Extracted records:
* BEGIN *

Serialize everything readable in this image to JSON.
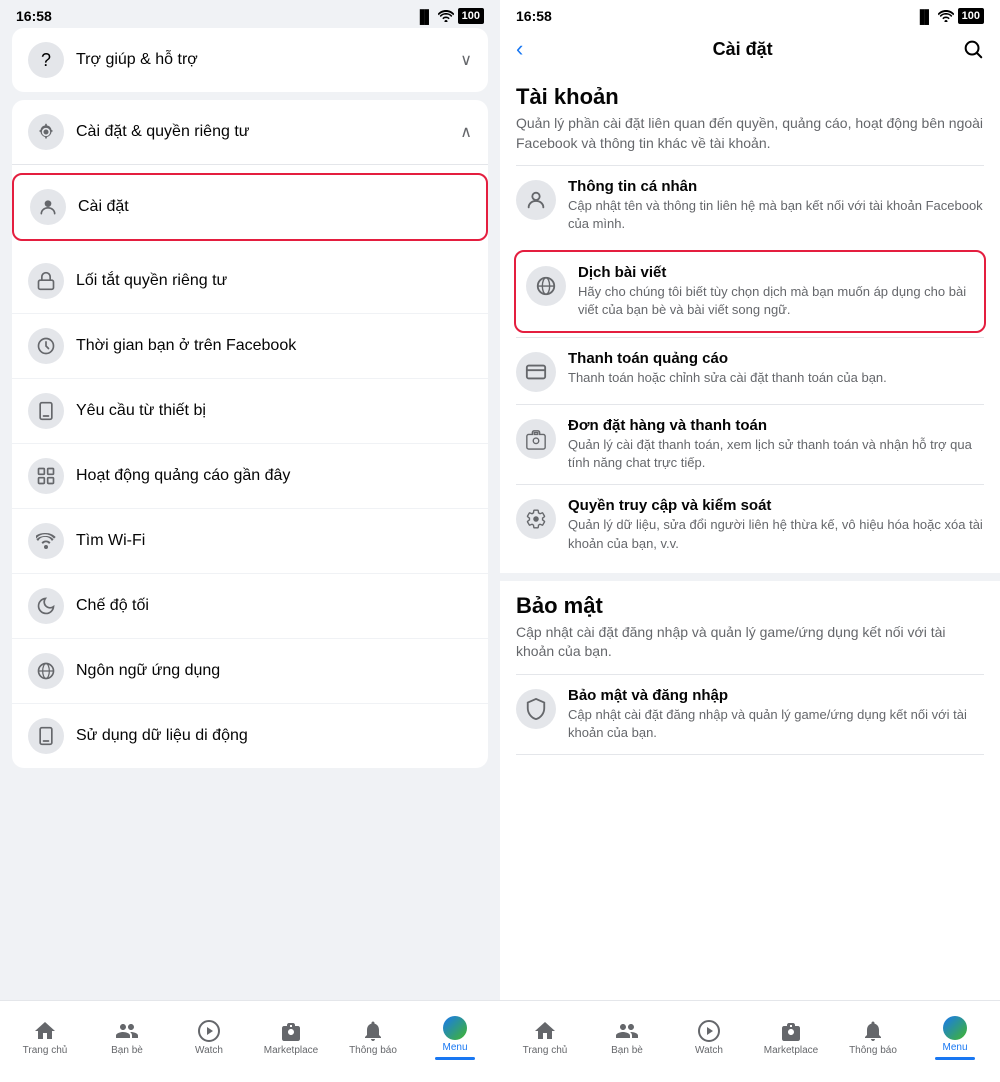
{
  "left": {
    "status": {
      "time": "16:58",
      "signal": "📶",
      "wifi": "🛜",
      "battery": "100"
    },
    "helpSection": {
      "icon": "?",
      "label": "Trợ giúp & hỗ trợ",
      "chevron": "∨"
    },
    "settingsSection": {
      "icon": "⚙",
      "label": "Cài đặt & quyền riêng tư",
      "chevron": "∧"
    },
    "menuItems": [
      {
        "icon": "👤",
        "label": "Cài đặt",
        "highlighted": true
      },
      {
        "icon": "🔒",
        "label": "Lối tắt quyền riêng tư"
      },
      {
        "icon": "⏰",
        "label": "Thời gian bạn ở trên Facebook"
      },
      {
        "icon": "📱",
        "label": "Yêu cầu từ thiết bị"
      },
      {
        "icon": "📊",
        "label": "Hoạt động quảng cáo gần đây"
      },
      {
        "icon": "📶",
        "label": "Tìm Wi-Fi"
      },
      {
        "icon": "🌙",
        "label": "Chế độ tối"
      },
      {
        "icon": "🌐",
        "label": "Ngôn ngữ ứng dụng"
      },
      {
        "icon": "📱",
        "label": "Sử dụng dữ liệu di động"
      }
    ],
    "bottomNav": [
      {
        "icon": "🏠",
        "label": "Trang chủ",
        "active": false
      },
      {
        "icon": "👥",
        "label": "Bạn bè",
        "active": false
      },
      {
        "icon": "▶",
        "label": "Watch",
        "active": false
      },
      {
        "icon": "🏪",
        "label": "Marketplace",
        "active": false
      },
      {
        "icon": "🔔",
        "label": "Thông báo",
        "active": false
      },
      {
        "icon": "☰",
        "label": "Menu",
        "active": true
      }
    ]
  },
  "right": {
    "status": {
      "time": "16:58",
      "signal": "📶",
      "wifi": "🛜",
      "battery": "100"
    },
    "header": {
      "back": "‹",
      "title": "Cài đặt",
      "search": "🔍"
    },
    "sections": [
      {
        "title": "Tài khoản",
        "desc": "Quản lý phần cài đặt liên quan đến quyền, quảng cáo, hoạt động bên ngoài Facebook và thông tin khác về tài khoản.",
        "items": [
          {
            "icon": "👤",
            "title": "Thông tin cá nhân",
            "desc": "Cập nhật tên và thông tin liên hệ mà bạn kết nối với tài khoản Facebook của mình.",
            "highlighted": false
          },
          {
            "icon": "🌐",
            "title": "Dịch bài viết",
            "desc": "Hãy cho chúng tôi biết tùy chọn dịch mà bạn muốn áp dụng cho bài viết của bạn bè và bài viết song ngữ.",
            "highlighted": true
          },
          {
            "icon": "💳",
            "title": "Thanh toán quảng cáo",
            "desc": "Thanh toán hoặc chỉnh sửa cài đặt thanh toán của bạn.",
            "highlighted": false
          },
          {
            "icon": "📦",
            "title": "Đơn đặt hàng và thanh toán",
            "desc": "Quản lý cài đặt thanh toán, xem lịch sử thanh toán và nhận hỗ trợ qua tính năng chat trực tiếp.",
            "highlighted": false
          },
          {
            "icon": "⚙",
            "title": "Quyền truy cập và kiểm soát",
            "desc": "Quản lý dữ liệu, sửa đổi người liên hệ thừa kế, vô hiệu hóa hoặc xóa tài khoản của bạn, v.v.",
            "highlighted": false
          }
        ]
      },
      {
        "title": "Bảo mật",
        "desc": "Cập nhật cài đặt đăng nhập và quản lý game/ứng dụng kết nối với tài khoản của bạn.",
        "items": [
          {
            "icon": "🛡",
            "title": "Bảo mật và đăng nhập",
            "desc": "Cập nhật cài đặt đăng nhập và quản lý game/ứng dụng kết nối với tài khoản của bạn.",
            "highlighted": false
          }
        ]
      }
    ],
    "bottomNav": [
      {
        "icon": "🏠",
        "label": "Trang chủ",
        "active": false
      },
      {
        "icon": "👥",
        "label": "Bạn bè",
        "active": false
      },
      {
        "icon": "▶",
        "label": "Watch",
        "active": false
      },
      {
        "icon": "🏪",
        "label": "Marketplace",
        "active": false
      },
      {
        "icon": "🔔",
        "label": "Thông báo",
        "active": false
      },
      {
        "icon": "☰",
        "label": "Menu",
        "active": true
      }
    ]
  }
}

* END *
* BEGIN *

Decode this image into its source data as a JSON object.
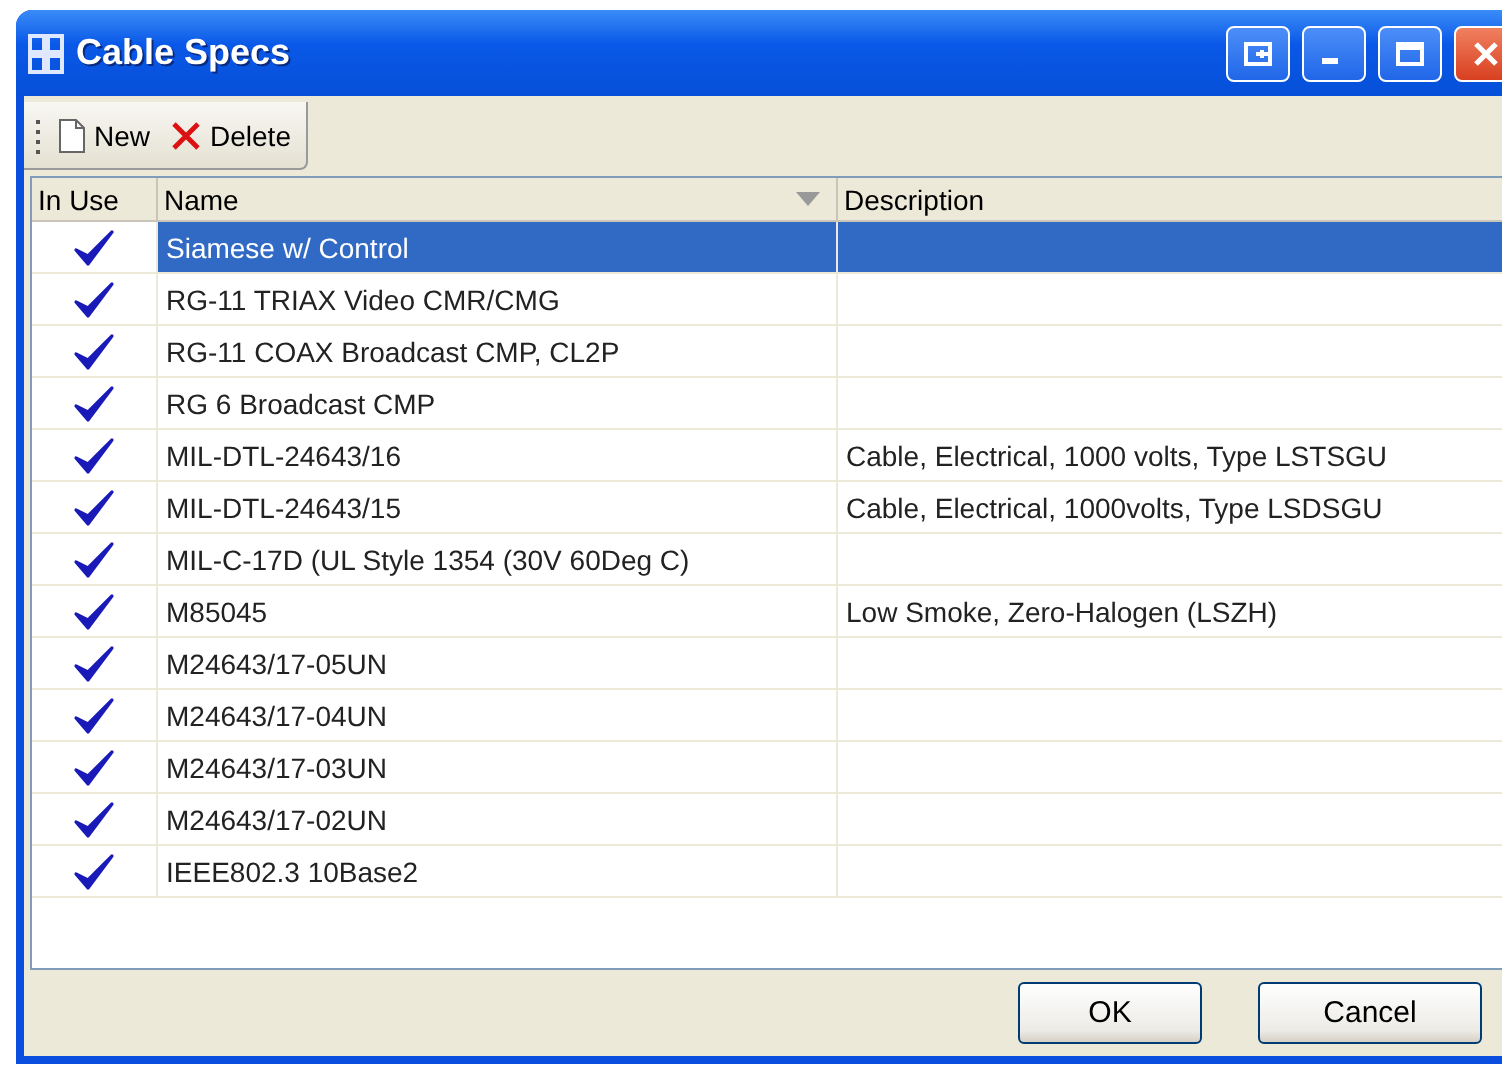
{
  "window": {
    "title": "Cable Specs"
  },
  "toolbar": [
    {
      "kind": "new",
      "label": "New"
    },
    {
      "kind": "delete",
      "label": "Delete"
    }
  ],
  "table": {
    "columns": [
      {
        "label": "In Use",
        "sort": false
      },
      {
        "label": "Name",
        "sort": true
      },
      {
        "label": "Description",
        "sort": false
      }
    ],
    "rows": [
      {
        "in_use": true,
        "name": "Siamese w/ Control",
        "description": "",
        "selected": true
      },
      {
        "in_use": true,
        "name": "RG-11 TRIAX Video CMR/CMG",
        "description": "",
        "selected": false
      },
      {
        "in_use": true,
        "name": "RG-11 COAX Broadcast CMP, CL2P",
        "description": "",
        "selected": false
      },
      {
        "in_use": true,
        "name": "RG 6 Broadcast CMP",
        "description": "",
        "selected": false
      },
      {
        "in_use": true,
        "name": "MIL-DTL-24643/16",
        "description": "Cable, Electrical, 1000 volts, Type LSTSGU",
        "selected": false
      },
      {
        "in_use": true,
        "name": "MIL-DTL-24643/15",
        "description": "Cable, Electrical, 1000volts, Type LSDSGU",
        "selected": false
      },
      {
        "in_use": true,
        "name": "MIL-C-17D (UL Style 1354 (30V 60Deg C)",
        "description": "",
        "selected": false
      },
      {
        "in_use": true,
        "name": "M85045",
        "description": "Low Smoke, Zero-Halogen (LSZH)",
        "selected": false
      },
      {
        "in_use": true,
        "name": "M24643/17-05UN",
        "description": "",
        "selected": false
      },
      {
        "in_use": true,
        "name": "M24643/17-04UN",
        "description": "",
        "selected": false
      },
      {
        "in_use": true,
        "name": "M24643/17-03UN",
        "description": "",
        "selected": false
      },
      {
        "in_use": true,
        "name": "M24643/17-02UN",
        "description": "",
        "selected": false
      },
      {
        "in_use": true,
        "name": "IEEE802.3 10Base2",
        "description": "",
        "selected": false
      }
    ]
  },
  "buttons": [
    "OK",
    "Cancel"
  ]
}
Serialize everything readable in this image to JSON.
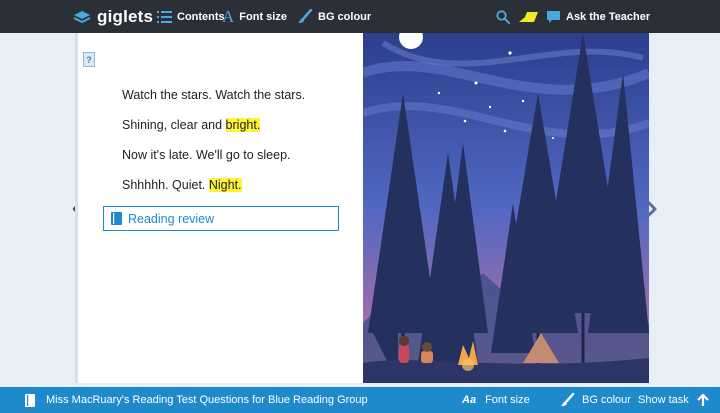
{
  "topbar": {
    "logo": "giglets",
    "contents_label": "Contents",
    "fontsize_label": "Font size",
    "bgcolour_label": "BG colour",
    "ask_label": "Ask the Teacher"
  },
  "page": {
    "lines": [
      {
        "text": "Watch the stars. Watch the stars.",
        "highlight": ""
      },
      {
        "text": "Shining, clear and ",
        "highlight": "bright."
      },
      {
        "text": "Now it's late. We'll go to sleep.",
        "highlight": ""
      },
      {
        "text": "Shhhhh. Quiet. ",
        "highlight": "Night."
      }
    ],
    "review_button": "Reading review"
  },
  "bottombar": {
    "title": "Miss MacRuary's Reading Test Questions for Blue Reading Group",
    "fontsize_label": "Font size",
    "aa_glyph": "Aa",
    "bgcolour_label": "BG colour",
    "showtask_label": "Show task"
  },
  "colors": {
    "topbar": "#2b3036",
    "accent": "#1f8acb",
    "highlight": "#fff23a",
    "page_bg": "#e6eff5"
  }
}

* END *

_SET PROBLEM_
From the entries above, copy every line containing the word "Cable".

_FINISHED TASK_
    "title": "Cable Specs"
        "description": "Cable, Electrical, 1000 volts, Type LSTSGU",
        "description": "Cable, Electrical, 1000volts, Type LSDSGU",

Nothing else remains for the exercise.